PAGE TEXT:
An Amanda McBroom show is as much theater as cabaret. The artist tells us she has an affinity for story songs, but the fact is, with a divining rod for intention, she makes anything a story song. The canniness and grace with which this occurs takes us to the human heart of lyrics. One of the few performers who can evoke tears, McBroom is also a card carrying author and purveyor of wit that makes us feel represented.
Tonight is a salute to women songwriter friends whom she admires – fortunately including her own work. “The first, by my very best friend,” introduces “Take a Bite” by most frequent collaborator, Michele Brourman with Karen Gottlieb. “Frankly Eve, the snake was right/If there’s an apple left/I want a bite…” McBroom sings with determined pluck.“…You see that apple?” (a challenge) “Mmm-oh yes! “(anticipating the sin/taste) “Eat it.” A reminder-to-self song. Few better present a metaphorically raised eyebrow.

DATASET ROWS:
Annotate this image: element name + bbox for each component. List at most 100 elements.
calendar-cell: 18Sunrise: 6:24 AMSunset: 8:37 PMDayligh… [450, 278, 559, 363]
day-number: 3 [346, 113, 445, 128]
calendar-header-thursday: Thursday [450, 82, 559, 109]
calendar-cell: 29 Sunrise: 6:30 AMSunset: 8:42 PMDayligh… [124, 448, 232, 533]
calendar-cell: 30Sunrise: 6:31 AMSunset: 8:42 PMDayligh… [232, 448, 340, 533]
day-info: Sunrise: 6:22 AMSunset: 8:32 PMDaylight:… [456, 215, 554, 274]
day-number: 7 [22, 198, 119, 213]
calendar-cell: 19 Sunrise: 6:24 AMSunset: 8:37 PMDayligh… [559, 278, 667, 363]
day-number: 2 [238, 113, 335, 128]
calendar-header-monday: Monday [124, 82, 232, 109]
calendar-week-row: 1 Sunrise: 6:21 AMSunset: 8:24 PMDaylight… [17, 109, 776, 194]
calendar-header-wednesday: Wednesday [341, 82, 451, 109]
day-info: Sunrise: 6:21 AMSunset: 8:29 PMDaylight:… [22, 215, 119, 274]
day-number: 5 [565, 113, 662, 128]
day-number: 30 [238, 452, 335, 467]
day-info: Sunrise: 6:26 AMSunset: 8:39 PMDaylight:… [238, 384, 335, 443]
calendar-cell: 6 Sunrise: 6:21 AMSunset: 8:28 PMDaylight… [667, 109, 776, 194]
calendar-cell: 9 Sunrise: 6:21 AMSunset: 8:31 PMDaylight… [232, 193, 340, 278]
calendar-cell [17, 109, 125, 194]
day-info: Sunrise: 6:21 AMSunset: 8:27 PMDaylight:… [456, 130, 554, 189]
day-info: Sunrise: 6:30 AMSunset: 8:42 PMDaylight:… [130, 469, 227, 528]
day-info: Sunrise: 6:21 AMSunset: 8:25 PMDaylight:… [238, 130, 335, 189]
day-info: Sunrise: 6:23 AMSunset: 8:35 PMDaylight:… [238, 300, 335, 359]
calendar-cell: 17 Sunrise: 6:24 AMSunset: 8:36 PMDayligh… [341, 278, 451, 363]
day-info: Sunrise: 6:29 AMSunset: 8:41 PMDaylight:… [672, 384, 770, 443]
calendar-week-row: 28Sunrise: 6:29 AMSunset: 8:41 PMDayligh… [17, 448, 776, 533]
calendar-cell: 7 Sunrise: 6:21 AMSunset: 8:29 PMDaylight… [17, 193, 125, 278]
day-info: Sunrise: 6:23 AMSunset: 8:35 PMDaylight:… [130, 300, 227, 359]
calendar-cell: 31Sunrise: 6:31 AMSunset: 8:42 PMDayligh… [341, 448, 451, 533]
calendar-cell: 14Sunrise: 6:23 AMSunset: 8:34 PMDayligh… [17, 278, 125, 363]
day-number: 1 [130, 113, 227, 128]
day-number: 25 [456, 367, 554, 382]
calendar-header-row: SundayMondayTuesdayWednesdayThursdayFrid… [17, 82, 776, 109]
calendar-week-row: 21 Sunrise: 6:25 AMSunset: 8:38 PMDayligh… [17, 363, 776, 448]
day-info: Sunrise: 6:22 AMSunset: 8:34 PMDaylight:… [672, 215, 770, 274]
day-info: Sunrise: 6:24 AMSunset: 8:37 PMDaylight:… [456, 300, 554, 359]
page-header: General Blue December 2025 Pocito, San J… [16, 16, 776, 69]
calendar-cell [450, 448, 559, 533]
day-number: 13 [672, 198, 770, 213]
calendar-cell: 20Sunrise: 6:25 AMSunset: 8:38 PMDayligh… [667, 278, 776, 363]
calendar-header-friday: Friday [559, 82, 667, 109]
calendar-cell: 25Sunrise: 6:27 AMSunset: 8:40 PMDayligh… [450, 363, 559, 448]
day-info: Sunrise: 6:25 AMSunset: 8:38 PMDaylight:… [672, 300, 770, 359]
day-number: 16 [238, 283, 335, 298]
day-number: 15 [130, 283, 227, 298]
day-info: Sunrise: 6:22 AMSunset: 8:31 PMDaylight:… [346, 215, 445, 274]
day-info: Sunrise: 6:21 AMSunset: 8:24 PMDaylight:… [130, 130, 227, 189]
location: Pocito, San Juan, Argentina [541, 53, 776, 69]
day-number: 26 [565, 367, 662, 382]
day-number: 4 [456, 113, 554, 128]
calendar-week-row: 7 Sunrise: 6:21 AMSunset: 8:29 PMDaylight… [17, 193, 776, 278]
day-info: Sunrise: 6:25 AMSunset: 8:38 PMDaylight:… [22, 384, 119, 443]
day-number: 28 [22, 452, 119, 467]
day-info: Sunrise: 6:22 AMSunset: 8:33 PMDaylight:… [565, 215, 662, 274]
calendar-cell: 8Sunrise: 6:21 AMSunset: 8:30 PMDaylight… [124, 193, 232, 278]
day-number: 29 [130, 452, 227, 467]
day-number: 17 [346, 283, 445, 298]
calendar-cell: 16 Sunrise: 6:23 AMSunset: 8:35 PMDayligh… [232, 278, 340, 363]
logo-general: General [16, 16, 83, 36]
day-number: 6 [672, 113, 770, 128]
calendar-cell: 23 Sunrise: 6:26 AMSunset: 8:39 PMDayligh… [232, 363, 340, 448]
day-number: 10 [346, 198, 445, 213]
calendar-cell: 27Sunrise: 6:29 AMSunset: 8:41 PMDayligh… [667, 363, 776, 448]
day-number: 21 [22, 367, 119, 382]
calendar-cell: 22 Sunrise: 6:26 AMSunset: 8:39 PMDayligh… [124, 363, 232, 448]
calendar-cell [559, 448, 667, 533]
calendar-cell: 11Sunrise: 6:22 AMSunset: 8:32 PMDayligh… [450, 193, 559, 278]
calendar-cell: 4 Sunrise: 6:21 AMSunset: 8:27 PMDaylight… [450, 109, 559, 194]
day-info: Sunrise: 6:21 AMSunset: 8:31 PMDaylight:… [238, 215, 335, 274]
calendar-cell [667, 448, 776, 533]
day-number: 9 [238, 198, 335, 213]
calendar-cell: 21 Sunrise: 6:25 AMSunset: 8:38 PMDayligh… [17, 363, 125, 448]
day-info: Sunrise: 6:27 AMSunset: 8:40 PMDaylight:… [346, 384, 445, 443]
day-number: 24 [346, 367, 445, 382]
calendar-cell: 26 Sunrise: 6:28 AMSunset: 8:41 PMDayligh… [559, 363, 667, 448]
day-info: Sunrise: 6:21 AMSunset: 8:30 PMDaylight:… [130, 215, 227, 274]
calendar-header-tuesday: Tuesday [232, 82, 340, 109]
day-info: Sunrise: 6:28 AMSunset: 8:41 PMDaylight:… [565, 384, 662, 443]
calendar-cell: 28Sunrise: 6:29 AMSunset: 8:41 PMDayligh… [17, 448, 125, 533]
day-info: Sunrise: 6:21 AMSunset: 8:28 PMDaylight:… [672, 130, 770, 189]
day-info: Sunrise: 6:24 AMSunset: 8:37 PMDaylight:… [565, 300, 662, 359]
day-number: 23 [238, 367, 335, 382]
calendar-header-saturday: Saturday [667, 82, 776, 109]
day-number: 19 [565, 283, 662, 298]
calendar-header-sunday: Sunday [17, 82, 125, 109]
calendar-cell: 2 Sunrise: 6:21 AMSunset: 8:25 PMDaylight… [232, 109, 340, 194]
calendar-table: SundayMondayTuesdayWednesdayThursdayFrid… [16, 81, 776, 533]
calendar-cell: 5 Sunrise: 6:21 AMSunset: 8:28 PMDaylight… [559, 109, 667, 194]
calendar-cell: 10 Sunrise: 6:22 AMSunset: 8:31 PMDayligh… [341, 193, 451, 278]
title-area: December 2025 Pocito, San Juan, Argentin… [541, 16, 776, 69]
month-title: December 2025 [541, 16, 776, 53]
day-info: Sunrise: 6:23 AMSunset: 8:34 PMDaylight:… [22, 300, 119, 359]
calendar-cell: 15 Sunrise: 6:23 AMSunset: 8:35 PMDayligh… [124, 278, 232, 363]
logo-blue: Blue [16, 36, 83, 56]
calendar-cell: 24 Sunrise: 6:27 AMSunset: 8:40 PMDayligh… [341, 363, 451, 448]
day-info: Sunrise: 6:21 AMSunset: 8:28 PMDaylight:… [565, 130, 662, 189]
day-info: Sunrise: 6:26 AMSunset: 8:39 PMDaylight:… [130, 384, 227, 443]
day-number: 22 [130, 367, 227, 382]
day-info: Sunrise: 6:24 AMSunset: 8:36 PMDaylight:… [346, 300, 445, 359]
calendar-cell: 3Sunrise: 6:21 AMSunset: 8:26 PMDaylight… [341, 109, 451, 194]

WHAT YOU NEED TO DO: Repeat the Amanda McBroom review word for word, from its first sentence to its last. Rely only on the Amanda McBroom review, not on the items.

ANSWER TO THE TASK:
An Amanda McBroom show is as much theater as cabaret. The artist tells us she has an affinity for story songs, but the fact is, with a divining rod for intention, she makes anything a story song. The canniness and grace with which this occurs takes us to the human heart of lyrics. One of the few performers who can evoke tears, McBroom is also a card carrying author and purveyor of wit that makes us feel represented.
Tonight is a salute to women songwriter friends whom she admires – fortunately including her own work. “The first, by my very best friend,” introduces “Take a Bite” by most frequent collaborator, Michele Brourman with Karen Gottlieb. “Frankly Eve, the snake was right/If there’s an apple left/I want a bite…” McBroom sings with determined pluck.“…You see that apple?” (a challenge) “Mmm-oh yes! “(anticipating the sin/taste) “Eat it.” A reminder-to-self song. Few better present a metaphorically raised eyebrow.